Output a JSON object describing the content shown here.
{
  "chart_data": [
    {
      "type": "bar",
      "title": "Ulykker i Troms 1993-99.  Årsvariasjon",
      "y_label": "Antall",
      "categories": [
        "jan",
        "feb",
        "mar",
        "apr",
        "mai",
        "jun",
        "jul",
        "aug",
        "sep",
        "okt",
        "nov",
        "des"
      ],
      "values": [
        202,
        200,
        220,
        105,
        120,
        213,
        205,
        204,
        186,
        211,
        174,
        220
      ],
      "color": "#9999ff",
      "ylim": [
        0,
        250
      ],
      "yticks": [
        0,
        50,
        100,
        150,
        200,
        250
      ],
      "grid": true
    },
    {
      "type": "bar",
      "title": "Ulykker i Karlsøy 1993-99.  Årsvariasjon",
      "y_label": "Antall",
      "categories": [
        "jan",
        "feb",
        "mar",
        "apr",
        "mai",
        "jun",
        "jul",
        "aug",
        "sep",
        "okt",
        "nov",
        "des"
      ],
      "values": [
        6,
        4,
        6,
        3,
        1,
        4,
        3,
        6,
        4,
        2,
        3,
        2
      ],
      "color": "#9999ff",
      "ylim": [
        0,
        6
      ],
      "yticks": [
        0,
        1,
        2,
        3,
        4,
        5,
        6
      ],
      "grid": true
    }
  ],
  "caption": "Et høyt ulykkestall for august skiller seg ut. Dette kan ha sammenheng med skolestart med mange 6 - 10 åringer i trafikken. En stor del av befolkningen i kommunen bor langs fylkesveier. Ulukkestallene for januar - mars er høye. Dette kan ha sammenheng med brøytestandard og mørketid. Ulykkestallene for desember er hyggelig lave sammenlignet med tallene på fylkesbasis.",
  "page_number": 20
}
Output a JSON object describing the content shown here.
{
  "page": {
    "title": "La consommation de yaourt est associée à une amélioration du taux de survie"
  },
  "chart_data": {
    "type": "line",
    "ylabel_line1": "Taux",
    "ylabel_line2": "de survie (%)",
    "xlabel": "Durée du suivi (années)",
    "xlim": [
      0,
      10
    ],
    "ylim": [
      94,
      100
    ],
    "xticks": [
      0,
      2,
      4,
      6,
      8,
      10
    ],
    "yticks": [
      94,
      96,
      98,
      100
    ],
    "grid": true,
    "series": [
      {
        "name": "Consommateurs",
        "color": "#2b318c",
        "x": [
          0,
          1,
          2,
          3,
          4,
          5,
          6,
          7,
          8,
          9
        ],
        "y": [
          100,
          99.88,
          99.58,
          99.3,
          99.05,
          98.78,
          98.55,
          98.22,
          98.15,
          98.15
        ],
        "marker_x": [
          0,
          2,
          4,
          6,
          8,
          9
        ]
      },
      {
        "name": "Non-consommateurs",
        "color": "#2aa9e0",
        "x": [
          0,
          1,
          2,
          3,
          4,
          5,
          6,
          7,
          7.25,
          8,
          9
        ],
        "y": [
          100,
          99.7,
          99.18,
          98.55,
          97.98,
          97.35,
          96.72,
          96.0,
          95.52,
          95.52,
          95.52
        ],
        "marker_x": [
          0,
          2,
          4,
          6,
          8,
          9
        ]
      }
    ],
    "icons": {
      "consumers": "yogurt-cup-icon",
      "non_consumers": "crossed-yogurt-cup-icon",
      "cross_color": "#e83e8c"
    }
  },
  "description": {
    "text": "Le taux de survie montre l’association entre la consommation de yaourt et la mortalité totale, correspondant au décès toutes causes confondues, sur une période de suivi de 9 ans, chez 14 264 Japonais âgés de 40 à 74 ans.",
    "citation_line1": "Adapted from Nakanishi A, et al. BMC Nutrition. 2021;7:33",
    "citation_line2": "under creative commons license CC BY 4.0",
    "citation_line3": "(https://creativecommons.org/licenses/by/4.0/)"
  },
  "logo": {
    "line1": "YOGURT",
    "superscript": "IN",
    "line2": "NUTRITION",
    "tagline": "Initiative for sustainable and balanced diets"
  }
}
——————————
Required task – From the entries above, pull out each line that includes "consommation".

Task answer –
    "title": "La consommation de yaourt est associée à une amélioration du taux de survie"
    "text": "Le taux de survie montre l’association entre la consommation de yaourt et la mortalité totale, correspondant au décès toutes causes confondues, sur une période de suivi de 9 ans, chez 14 264 Japonais âgés de 40 à 74 ans.",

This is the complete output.